■ **Task prompt**: Drop the images; return everything else in the listing below exactly.

[start of Given records]

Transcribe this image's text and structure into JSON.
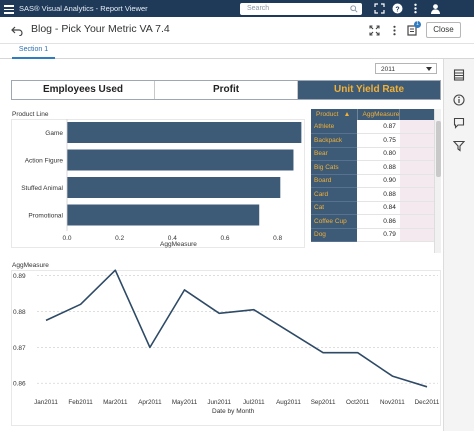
{
  "app": {
    "title": "SAS® Visual Analytics - Report Viewer",
    "search_placeholder": "Search",
    "notification_count": "1"
  },
  "report": {
    "title": "Blog - Pick Your Metric VA 7.4",
    "close_label": "Close"
  },
  "sections": [
    {
      "label": "Section 1",
      "active": true
    }
  ],
  "year_filter": {
    "value": "2011"
  },
  "metric_buttons": [
    {
      "label": "Employees Used",
      "selected": false
    },
    {
      "label": "Profit",
      "selected": false
    },
    {
      "label": "Unit Yield Rate",
      "selected": true
    }
  ],
  "colors": {
    "bar": "#3d5a77",
    "accent": "#f2b035",
    "line": "#2e4a66",
    "appbar": "#1f3a59"
  },
  "bar_chart": {
    "y_title": "Product Line",
    "x_title": "AggMeasure",
    "chart_data": {
      "type": "bar",
      "orientation": "horizontal",
      "categories": [
        "Game",
        "Action Figure",
        "Stuffed Animal",
        "Promotional"
      ],
      "values": [
        0.89,
        0.86,
        0.81,
        0.73
      ],
      "xlim": [
        0,
        0.9
      ],
      "xticks": [
        "0.0",
        "0.2",
        "0.4",
        "0.6",
        "0.8"
      ]
    }
  },
  "crosstab": {
    "headers": [
      "Product",
      "AggMeasure"
    ],
    "sort_icon": "sort-ascending-icon",
    "rows": [
      {
        "product": "Athlete",
        "value": "0.87"
      },
      {
        "product": "Backpack",
        "value": "0.75"
      },
      {
        "product": "Bear",
        "value": "0.80"
      },
      {
        "product": "Big Cats",
        "value": "0.88"
      },
      {
        "product": "Board",
        "value": "0.90"
      },
      {
        "product": "Card",
        "value": "0.88"
      },
      {
        "product": "Cat",
        "value": "0.84"
      },
      {
        "product": "Coffee Cup",
        "value": "0.86"
      },
      {
        "product": "Dog",
        "value": "0.79"
      }
    ]
  },
  "line_chart": {
    "y_title": "AggMeasure",
    "x_title": "Date by Month",
    "chart_data": {
      "type": "line",
      "x": [
        "Jan2011",
        "Feb2011",
        "Mar2011",
        "Apr2011",
        "May2011",
        "Jun2011",
        "Jul2011",
        "Aug2011",
        "Sep2011",
        "Oct2011",
        "Nov2011",
        "Dec2011"
      ],
      "values": [
        0.8775,
        0.882,
        0.8915,
        0.87,
        0.886,
        0.8795,
        0.8805,
        0.8745,
        0.8685,
        0.8685,
        0.862,
        0.859
      ],
      "ylim": [
        0.857,
        0.891
      ],
      "yticks": [
        "0.86",
        "0.87",
        "0.88",
        "0.89"
      ],
      "grid": true
    }
  }
}
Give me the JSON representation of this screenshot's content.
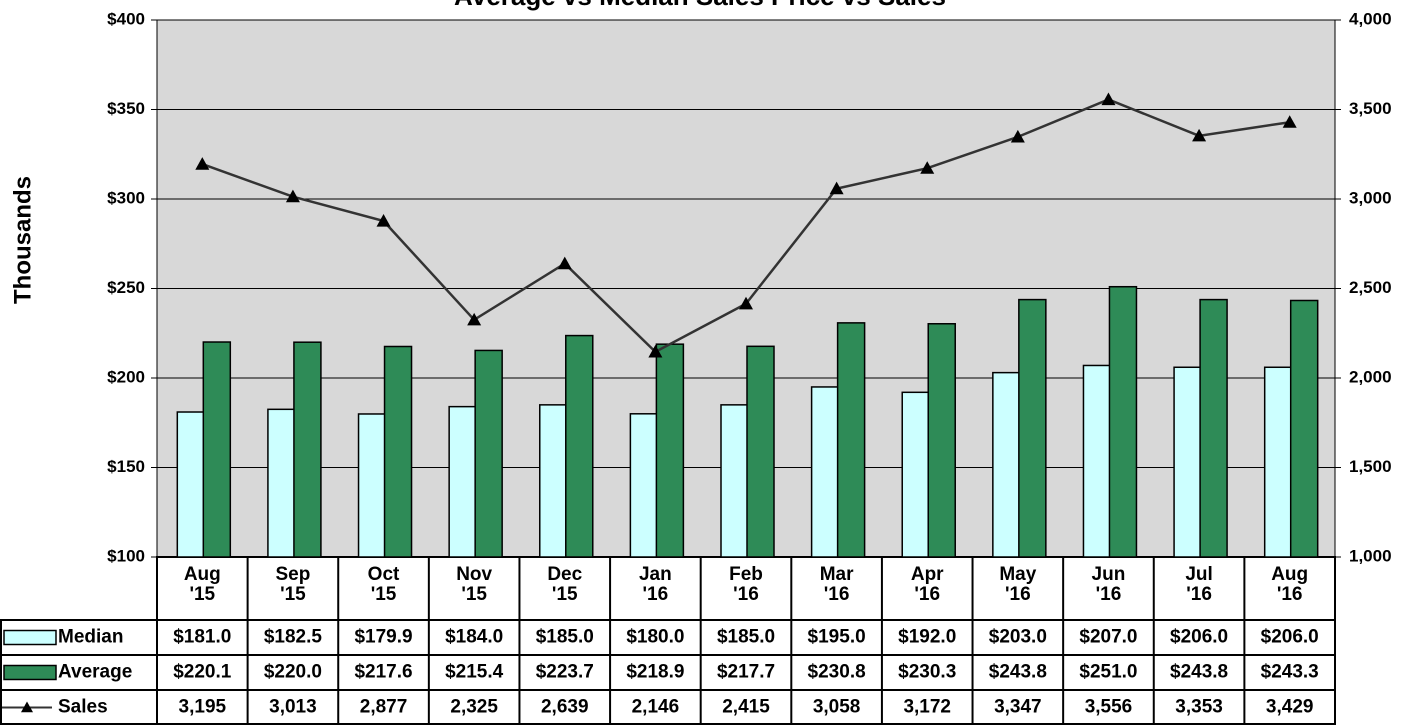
{
  "chart_data": {
    "type": "bar_line_table",
    "title": "Average vs Median Sales Price vs Sales",
    "y_label": "Thousands",
    "categories": [
      "Aug\n'15",
      "Sep\n'15",
      "Oct\n'15",
      "Nov\n'15",
      "Dec\n'15",
      "Jan\n'16",
      "Feb\n'16",
      "Mar\n'16",
      "Apr\n'16",
      "May\n'16",
      "Jun\n'16",
      "Jul\n'16",
      "Aug\n'16"
    ],
    "ylim": [
      100,
      400
    ],
    "yticks": [
      {
        "value": 100,
        "label": "$100"
      },
      {
        "value": 150,
        "label": "$150"
      },
      {
        "value": 200,
        "label": "$200"
      },
      {
        "value": 250,
        "label": "$250"
      },
      {
        "value": 300,
        "label": "$300"
      },
      {
        "value": 350,
        "label": "$350"
      },
      {
        "value": 400,
        "label": "$400"
      }
    ],
    "y2lim": [
      1000,
      4000
    ],
    "y2ticks": [
      {
        "value": 1000,
        "label": "1,000"
      },
      {
        "value": 1500,
        "label": "1,500"
      },
      {
        "value": 2000,
        "label": "2,000"
      },
      {
        "value": 2500,
        "label": "2,500"
      },
      {
        "value": 3000,
        "label": "3,000"
      },
      {
        "value": 3500,
        "label": "3,500"
      },
      {
        "value": 4000,
        "label": "4,000"
      }
    ],
    "grid": true,
    "series": [
      {
        "name": "Median",
        "type": "bar",
        "color": "#ccffff",
        "values": [
          181.0,
          182.5,
          179.9,
          184.0,
          185.0,
          180.0,
          185.0,
          195.0,
          192.0,
          203.0,
          207.0,
          206.0,
          206.0
        ],
        "value_labels": [
          "$181.0",
          "$182.5",
          "$179.9",
          "$184.0",
          "$185.0",
          "$180.0",
          "$185.0",
          "$195.0",
          "$192.0",
          "$203.0",
          "$207.0",
          "$206.0",
          "$206.0"
        ]
      },
      {
        "name": "Average",
        "type": "bar",
        "color": "#2e8b57",
        "values": [
          220.1,
          220.0,
          217.6,
          215.4,
          223.7,
          218.9,
          217.7,
          230.8,
          230.3,
          243.8,
          251.0,
          243.8,
          243.3
        ],
        "value_labels": [
          "$220.1",
          "$220.0",
          "$217.6",
          "$215.4",
          "$223.7",
          "$218.9",
          "$217.7",
          "$230.8",
          "$230.3",
          "$243.8",
          "$251.0",
          "$243.8",
          "$243.3"
        ]
      },
      {
        "name": "Sales",
        "type": "line",
        "axis": "y2",
        "color": "#333333",
        "values": [
          3195,
          3013,
          2877,
          2325,
          2639,
          2146,
          2415,
          3058,
          3172,
          3347,
          3556,
          3353,
          3429
        ],
        "value_labels": [
          "3,195",
          "3,013",
          "2,877",
          "2,325",
          "2,639",
          "2,146",
          "2,415",
          "3,058",
          "3,172",
          "3,347",
          "3,556",
          "3,353",
          "3,429"
        ]
      }
    ]
  }
}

[end of Given records]

■ **Written answer**:
Transcribe this image's text and structure into JSON.
{
  "app": {
    "title": "SAS® Visual Analytics - Report Viewer",
    "search_placeholder": "Search",
    "notification_count": "1"
  },
  "report": {
    "title": "Blog - Pick Your Metric VA 7.4",
    "close_label": "Close"
  },
  "sections": [
    {
      "label": "Section 1",
      "active": true
    }
  ],
  "year_filter": {
    "value": "2011"
  },
  "metric_buttons": [
    {
      "label": "Employees Used",
      "selected": false
    },
    {
      "label": "Profit",
      "selected": false
    },
    {
      "label": "Unit Yield Rate",
      "selected": true
    }
  ],
  "colors": {
    "bar": "#3d5a77",
    "accent": "#f2b035",
    "line": "#2e4a66",
    "appbar": "#1f3a59"
  },
  "bar_chart": {
    "y_title": "Product Line",
    "x_title": "AggMeasure",
    "chart_data": {
      "type": "bar",
      "orientation": "horizontal",
      "categories": [
        "Game",
        "Action Figure",
        "Stuffed Animal",
        "Promotional"
      ],
      "values": [
        0.89,
        0.86,
        0.81,
        0.73
      ],
      "xlim": [
        0,
        0.9
      ],
      "xticks": [
        "0.0",
        "0.2",
        "0.4",
        "0.6",
        "0.8"
      ]
    }
  },
  "crosstab": {
    "headers": [
      "Product",
      "AggMeasure"
    ],
    "sort_icon": "sort-ascending-icon",
    "rows": [
      {
        "product": "Athlete",
        "value": "0.87"
      },
      {
        "product": "Backpack",
        "value": "0.75"
      },
      {
        "product": "Bear",
        "value": "0.80"
      },
      {
        "product": "Big Cats",
        "value": "0.88"
      },
      {
        "product": "Board",
        "value": "0.90"
      },
      {
        "product": "Card",
        "value": "0.88"
      },
      {
        "product": "Cat",
        "value": "0.84"
      },
      {
        "product": "Coffee Cup",
        "value": "0.86"
      },
      {
        "product": "Dog",
        "value": "0.79"
      }
    ]
  },
  "line_chart": {
    "y_title": "AggMeasure",
    "x_title": "Date by Month",
    "chart_data": {
      "type": "line",
      "x": [
        "Jan2011",
        "Feb2011",
        "Mar2011",
        "Apr2011",
        "May2011",
        "Jun2011",
        "Jul2011",
        "Aug2011",
        "Sep2011",
        "Oct2011",
        "Nov2011",
        "Dec2011"
      ],
      "values": [
        0.8775,
        0.882,
        0.8915,
        0.87,
        0.886,
        0.8795,
        0.8805,
        0.8745,
        0.8685,
        0.8685,
        0.862,
        0.859
      ],
      "ylim": [
        0.857,
        0.891
      ],
      "yticks": [
        "0.86",
        "0.87",
        "0.88",
        "0.89"
      ],
      "grid": true
    }
  }
}
Give me the JSON representation of this screenshot's content.
{
  "chart_data": {
    "type": "bar_line_table",
    "title": "Average vs Median Sales Price vs Sales",
    "y_label": "Thousands",
    "categories": [
      "Aug\n'15",
      "Sep\n'15",
      "Oct\n'15",
      "Nov\n'15",
      "Dec\n'15",
      "Jan\n'16",
      "Feb\n'16",
      "Mar\n'16",
      "Apr\n'16",
      "May\n'16",
      "Jun\n'16",
      "Jul\n'16",
      "Aug\n'16"
    ],
    "ylim": [
      100,
      400
    ],
    "yticks": [
      {
        "value": 100,
        "label": "$100"
      },
      {
        "value": 150,
        "label": "$150"
      },
      {
        "value": 200,
        "label": "$200"
      },
      {
        "value": 250,
        "label": "$250"
      },
      {
        "value": 300,
        "label": "$300"
      },
      {
        "value": 350,
        "label": "$350"
      },
      {
        "value": 400,
        "label": "$400"
      }
    ],
    "y2lim": [
      1000,
      4000
    ],
    "y2ticks": [
      {
        "value": 1000,
        "label": "1,000"
      },
      {
        "value": 1500,
        "label": "1,500"
      },
      {
        "value": 2000,
        "label": "2,000"
      },
      {
        "value": 2500,
        "label": "2,500"
      },
      {
        "value": 3000,
        "label": "3,000"
      },
      {
        "value": 3500,
        "label": "3,500"
      },
      {
        "value": 4000,
        "label": "4,000"
      }
    ],
    "grid": true,
    "series": [
      {
        "name": "Median",
        "type": "bar",
        "color": "#ccffff",
        "values": [
          181.0,
          182.5,
          179.9,
          184.0,
          185.0,
          180.0,
          185.0,
          195.0,
          192.0,
          203.0,
          207.0,
          206.0,
          206.0
        ],
        "value_labels": [
          "$181.0",
          "$182.5",
          "$179.9",
          "$184.0",
          "$185.0",
          "$180.0",
          "$185.0",
          "$195.0",
          "$192.0",
          "$203.0",
          "$207.0",
          "$206.0",
          "$206.0"
        ]
      },
      {
        "name": "Average",
        "type": "bar",
        "color": "#2e8b57",
        "values": [
          220.1,
          220.0,
          217.6,
          215.4,
          223.7,
          218.9,
          217.7,
          230.8,
          230.3,
          243.8,
          251.0,
          243.8,
          243.3
        ],
        "value_labels": [
          "$220.1",
          "$220.0",
          "$217.6",
          "$215.4",
          "$223.7",
          "$218.9",
          "$217.7",
          "$230.8",
          "$230.3",
          "$243.8",
          "$251.0",
          "$243.8",
          "$243.3"
        ]
      },
      {
        "name": "Sales",
        "type": "line",
        "axis": "y2",
        "color": "#333333",
        "values": [
          3195,
          3013,
          2877,
          2325,
          2639,
          2146,
          2415,
          3058,
          3172,
          3347,
          3556,
          3353,
          3429
        ],
        "value_labels": [
          "3,195",
          "3,013",
          "2,877",
          "2,325",
          "2,639",
          "2,146",
          "2,415",
          "3,058",
          "3,172",
          "3,347",
          "3,556",
          "3,353",
          "3,429"
        ]
      }
    ]
  }
}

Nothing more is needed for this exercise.